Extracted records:
— START —
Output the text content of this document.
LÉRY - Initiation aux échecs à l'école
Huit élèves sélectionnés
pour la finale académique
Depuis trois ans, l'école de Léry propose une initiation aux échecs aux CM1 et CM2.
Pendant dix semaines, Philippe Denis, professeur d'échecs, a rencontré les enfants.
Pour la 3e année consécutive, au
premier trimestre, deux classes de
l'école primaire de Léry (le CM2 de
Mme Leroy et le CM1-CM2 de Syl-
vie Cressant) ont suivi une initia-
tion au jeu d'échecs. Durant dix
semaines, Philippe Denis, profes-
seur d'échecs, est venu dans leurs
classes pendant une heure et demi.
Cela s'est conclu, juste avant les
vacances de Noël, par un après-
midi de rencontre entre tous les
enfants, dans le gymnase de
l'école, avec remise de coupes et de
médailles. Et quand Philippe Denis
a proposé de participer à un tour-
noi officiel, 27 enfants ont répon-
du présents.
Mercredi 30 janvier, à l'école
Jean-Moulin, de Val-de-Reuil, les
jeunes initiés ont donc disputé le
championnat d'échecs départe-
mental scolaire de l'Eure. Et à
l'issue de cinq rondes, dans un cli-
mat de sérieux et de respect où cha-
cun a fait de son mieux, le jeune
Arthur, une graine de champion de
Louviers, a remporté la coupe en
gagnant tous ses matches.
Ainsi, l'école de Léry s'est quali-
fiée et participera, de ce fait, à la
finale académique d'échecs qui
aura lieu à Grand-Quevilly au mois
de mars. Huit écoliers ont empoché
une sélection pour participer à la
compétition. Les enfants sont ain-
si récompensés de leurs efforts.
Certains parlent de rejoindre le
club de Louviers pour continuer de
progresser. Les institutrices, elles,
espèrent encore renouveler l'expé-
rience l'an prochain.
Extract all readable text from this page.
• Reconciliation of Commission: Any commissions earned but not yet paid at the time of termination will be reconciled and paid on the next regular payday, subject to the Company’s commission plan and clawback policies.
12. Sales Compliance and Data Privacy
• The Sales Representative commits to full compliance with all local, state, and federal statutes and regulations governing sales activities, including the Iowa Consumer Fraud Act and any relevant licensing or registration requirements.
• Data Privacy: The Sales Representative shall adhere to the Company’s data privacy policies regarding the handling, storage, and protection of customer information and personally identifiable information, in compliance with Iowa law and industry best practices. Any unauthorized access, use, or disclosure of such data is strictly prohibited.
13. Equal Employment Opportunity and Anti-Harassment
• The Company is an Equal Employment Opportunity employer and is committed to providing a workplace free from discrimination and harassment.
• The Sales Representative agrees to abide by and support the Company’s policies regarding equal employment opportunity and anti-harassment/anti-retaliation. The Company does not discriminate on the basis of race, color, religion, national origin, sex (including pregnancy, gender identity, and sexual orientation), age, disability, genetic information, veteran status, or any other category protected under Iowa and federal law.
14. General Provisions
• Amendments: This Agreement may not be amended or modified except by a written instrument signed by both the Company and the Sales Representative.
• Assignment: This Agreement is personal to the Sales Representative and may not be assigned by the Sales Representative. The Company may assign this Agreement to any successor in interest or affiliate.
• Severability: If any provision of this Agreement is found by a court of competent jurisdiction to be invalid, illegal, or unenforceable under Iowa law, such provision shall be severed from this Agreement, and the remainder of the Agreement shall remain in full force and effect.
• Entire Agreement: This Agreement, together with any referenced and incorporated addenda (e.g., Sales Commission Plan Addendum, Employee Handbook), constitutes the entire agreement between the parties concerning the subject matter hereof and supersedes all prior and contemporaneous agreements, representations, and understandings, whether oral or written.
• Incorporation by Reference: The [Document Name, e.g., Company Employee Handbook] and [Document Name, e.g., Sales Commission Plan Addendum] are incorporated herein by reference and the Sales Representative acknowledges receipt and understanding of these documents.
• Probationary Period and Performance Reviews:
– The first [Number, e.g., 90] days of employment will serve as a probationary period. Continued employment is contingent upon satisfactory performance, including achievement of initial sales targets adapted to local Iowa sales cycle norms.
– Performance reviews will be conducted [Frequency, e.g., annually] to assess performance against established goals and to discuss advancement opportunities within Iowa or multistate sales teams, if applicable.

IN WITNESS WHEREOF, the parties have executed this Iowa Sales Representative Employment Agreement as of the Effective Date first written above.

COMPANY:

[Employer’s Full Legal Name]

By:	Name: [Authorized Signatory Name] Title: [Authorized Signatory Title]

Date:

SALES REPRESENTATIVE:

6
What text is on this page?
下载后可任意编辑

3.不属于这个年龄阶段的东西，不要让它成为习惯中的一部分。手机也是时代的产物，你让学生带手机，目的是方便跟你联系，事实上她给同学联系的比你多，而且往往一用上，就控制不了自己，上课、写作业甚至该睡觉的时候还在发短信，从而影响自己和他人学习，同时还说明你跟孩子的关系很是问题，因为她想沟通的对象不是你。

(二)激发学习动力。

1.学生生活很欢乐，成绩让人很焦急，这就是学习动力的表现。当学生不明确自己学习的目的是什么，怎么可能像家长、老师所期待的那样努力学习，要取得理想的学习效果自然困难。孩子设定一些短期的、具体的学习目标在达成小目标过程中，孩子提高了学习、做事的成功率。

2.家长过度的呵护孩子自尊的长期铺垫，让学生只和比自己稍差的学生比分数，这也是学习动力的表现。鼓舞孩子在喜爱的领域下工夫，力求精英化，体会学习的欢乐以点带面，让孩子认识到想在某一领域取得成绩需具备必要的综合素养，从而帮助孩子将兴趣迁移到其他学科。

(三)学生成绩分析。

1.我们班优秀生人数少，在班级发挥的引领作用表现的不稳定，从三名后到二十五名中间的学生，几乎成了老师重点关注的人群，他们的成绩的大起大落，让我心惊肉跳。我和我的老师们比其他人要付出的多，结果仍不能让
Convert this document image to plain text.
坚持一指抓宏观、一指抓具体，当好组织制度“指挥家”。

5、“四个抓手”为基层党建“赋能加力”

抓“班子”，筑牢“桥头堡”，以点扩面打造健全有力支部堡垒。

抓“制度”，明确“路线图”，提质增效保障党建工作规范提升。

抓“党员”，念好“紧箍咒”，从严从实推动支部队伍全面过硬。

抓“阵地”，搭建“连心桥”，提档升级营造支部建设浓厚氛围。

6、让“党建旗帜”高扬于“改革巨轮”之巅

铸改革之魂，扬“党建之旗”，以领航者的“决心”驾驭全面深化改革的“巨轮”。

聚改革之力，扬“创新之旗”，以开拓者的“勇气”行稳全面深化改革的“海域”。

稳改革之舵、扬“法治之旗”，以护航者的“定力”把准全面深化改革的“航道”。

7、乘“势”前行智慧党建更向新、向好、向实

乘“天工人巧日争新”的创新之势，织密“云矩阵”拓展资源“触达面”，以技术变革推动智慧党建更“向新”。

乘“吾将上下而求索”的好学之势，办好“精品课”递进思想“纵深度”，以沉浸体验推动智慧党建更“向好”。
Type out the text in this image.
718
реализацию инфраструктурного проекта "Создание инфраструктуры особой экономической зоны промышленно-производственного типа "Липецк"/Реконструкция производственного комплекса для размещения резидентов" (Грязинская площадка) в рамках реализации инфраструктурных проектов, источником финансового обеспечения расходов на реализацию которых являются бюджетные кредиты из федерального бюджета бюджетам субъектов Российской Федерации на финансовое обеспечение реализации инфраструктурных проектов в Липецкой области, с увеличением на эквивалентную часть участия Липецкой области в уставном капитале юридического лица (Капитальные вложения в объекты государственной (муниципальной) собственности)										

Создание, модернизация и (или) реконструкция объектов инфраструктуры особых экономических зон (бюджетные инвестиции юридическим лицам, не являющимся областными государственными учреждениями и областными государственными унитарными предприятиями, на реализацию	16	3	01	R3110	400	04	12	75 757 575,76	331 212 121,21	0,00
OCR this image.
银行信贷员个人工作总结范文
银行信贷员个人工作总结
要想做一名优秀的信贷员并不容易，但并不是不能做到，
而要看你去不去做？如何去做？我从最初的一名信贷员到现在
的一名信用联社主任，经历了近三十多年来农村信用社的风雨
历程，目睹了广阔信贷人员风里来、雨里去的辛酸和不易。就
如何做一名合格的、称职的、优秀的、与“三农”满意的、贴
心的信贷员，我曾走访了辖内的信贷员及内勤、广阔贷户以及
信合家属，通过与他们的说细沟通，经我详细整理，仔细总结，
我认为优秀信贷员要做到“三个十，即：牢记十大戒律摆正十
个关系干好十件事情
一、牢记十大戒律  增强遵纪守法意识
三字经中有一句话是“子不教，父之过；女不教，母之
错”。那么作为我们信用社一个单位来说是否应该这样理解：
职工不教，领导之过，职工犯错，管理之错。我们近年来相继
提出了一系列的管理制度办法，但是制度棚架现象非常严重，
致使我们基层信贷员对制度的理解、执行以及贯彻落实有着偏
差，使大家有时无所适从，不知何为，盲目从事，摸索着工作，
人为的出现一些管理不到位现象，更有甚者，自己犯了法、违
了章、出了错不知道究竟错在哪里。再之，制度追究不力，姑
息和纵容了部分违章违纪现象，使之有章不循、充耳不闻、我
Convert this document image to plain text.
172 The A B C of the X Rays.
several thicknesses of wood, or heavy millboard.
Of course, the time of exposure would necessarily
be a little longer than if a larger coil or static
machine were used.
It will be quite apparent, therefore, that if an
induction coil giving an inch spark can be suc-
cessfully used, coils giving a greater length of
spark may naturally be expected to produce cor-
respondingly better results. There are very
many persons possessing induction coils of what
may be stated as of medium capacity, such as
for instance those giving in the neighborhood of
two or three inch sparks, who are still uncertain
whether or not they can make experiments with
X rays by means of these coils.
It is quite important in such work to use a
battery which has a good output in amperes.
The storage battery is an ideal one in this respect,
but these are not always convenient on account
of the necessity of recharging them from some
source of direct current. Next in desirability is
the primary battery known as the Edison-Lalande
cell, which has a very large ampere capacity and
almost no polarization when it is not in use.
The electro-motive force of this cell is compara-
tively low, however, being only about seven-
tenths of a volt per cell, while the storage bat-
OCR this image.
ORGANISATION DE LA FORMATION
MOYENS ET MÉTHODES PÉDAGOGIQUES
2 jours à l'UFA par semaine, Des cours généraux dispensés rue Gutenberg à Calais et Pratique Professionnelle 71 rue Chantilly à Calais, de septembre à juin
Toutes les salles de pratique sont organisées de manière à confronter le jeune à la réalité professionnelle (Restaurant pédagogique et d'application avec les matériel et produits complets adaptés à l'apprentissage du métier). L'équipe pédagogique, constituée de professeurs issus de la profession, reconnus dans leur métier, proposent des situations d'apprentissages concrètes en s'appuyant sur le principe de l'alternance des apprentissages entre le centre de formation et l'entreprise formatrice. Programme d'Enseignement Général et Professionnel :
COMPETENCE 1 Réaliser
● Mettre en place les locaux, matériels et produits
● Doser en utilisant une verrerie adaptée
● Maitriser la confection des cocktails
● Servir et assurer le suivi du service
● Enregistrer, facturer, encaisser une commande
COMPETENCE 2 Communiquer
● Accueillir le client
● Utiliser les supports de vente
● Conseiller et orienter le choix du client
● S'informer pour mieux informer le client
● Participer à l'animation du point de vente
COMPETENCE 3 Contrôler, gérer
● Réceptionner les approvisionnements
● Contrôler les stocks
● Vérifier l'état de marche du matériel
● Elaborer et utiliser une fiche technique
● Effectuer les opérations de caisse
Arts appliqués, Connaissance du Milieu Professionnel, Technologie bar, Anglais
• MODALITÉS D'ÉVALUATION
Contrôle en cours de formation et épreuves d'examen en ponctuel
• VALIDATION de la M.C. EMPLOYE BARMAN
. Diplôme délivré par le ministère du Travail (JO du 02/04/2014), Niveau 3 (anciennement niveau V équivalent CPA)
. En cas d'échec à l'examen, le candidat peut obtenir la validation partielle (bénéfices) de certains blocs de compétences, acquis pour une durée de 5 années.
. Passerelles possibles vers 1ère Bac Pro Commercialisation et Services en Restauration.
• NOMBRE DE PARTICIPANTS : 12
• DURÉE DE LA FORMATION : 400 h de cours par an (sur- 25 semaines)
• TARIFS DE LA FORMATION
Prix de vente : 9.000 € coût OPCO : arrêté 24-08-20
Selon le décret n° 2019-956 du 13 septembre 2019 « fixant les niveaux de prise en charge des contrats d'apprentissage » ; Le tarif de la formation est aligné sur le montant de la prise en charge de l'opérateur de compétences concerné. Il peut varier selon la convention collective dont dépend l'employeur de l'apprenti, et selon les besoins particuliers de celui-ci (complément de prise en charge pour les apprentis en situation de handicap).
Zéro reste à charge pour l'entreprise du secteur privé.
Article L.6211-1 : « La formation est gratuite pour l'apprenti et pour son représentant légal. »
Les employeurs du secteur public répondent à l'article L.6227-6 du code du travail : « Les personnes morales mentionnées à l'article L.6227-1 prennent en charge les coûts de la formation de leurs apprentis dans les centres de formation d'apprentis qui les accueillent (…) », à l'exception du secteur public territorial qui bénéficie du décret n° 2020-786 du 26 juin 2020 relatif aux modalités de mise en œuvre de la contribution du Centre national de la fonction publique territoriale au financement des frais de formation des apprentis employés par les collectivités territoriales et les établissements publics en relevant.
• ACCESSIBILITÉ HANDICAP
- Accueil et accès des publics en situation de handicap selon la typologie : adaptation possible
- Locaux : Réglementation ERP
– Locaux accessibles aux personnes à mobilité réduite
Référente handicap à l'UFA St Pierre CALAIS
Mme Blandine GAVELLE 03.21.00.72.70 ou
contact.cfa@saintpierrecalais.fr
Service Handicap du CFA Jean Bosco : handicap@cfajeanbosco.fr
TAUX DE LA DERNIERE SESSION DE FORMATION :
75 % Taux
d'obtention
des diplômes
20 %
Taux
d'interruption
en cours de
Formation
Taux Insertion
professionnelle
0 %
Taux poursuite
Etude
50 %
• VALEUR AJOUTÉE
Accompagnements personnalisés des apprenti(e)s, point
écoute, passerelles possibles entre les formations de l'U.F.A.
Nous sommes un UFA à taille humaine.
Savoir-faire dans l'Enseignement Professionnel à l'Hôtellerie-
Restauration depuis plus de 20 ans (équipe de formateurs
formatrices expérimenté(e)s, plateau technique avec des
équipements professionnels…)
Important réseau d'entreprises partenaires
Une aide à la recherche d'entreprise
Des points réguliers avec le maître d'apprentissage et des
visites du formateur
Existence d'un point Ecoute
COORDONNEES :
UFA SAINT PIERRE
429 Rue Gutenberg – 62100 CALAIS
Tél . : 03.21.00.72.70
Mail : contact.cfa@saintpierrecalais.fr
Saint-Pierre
— END —
• Set exercise: Pick each line holding the word "cell" out of the listing.

• Reply to the exercise:
cell, which has a very large ampere capacity and
The electro-motive force of this cell is compara-
tenths of a volt per cell, while the storage bat-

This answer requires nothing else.